WORK TO DO: Lines containing the string "contuſor" are to be counted; report the number and nothing more.

SUPPLIED MATERIAL:

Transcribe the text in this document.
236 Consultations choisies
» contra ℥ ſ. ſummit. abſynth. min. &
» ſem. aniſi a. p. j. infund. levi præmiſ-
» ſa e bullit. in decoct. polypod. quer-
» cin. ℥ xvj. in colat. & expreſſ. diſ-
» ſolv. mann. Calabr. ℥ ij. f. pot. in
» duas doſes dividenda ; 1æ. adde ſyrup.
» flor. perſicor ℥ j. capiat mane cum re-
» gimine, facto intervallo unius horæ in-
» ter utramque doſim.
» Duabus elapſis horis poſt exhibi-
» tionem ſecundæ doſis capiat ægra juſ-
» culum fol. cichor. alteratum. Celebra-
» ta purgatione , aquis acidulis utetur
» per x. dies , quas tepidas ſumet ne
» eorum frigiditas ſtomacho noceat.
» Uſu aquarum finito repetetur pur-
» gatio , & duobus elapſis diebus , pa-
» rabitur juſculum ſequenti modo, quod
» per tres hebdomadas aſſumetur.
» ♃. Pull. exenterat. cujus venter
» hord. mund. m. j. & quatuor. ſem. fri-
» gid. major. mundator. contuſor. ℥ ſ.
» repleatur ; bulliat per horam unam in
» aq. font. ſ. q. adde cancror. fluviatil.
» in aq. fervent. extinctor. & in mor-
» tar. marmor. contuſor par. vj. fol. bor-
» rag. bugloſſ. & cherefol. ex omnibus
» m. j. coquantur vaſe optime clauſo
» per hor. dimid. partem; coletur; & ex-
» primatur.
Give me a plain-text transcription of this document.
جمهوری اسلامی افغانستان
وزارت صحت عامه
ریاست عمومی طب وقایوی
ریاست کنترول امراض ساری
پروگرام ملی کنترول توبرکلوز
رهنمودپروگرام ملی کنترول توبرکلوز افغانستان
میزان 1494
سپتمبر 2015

RESPONSE TO THIS EXERCISE: 2